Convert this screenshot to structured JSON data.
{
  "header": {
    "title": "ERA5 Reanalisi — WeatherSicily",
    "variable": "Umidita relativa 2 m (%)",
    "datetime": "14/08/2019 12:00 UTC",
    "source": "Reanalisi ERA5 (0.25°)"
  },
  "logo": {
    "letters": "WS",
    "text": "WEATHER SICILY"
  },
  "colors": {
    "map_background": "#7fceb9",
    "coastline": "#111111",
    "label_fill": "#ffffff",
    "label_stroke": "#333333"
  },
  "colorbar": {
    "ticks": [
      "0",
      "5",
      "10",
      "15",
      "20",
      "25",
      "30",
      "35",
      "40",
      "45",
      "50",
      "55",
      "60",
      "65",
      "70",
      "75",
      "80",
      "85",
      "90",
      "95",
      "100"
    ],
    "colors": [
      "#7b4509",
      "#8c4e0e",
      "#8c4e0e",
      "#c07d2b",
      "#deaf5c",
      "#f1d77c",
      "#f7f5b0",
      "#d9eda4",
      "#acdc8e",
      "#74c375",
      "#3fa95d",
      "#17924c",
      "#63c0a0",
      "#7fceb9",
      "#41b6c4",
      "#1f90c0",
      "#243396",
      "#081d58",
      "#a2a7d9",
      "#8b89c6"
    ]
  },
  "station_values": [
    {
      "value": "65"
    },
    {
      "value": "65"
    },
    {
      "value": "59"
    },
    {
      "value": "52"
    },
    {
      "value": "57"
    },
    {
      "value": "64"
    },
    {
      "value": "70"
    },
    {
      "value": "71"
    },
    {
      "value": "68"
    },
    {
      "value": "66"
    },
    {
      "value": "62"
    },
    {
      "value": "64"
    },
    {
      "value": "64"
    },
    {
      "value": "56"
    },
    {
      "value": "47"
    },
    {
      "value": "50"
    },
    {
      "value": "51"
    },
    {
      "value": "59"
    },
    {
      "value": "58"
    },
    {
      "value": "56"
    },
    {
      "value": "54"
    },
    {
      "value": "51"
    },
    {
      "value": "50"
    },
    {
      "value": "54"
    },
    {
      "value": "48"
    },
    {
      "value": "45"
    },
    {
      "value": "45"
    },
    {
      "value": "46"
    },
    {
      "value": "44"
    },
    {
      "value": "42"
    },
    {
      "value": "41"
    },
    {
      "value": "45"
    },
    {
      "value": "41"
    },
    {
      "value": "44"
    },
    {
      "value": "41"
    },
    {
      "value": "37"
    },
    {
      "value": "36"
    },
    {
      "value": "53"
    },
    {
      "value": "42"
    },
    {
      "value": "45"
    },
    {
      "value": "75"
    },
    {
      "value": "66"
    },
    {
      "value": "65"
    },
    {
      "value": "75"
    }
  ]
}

************

§ **DIRECTIONS FOR THIS TASK**
Reproduce each entry exactly, leaving out nothing.

§ **ANSWER TO THIS TASK**
Convert this screenshot to structured JSON data.
{
  "header": {
    "title": "ERA5 Reanalisi — WeatherSicily",
    "variable": "Umidita relativa 2 m (%)",
    "datetime": "14/08/2019 12:00 UTC",
    "source": "Reanalisi ERA5 (0.25°)"
  },
  "logo": {
    "letters": "WS",
    "text": "WEATHER SICILY"
  },
  "colors": {
    "map_background": "#7fceb9",
    "coastline": "#111111",
    "label_fill": "#ffffff",
    "label_stroke": "#333333"
  },
  "colorbar": {
    "ticks": [
      "0",
      "5",
      "10",
      "15",
      "20",
      "25",
      "30",
      "35",
      "40",
      "45",
      "50",
      "55",
      "60",
      "65",
      "70",
      "75",
      "80",
      "85",
      "90",
      "95",
      "100"
    ],
    "colors": [
      "#7b4509",
      "#8c4e0e",
      "#8c4e0e",
      "#c07d2b",
      "#deaf5c",
      "#f1d77c",
      "#f7f5b0",
      "#d9eda4",
      "#acdc8e",
      "#74c375",
      "#3fa95d",
      "#17924c",
      "#63c0a0",
      "#7fceb9",
      "#41b6c4",
      "#1f90c0",
      "#243396",
      "#081d58",
      "#a2a7d9",
      "#8b89c6"
    ]
  },
  "station_values": [
    {
      "value": "65"
    },
    {
      "value": "65"
    },
    {
      "value": "59"
    },
    {
      "value": "52"
    },
    {
      "value": "57"
    },
    {
      "value": "64"
    },
    {
      "value": "70"
    },
    {
      "value": "71"
    },
    {
      "value": "68"
    },
    {
      "value": "66"
    },
    {
      "value": "62"
    },
    {
      "value": "64"
    },
    {
      "value": "64"
    },
    {
      "value": "56"
    },
    {
      "value": "47"
    },
    {
      "value": "50"
    },
    {
      "value": "51"
    },
    {
      "value": "59"
    },
    {
      "value": "58"
    },
    {
      "value": "56"
    },
    {
      "value": "54"
    },
    {
      "value": "51"
    },
    {
      "value": "50"
    },
    {
      "value": "54"
    },
    {
      "value": "48"
    },
    {
      "value": "45"
    },
    {
      "value": "45"
    },
    {
      "value": "46"
    },
    {
      "value": "44"
    },
    {
      "value": "42"
    },
    {
      "value": "41"
    },
    {
      "value": "45"
    },
    {
      "value": "41"
    },
    {
      "value": "44"
    },
    {
      "value": "41"
    },
    {
      "value": "37"
    },
    {
      "value": "36"
    },
    {
      "value": "53"
    },
    {
      "value": "42"
    },
    {
      "value": "45"
    },
    {
      "value": "75"
    },
    {
      "value": "66"
    },
    {
      "value": "65"
    },
    {
      "value": "75"
    }
  ]
}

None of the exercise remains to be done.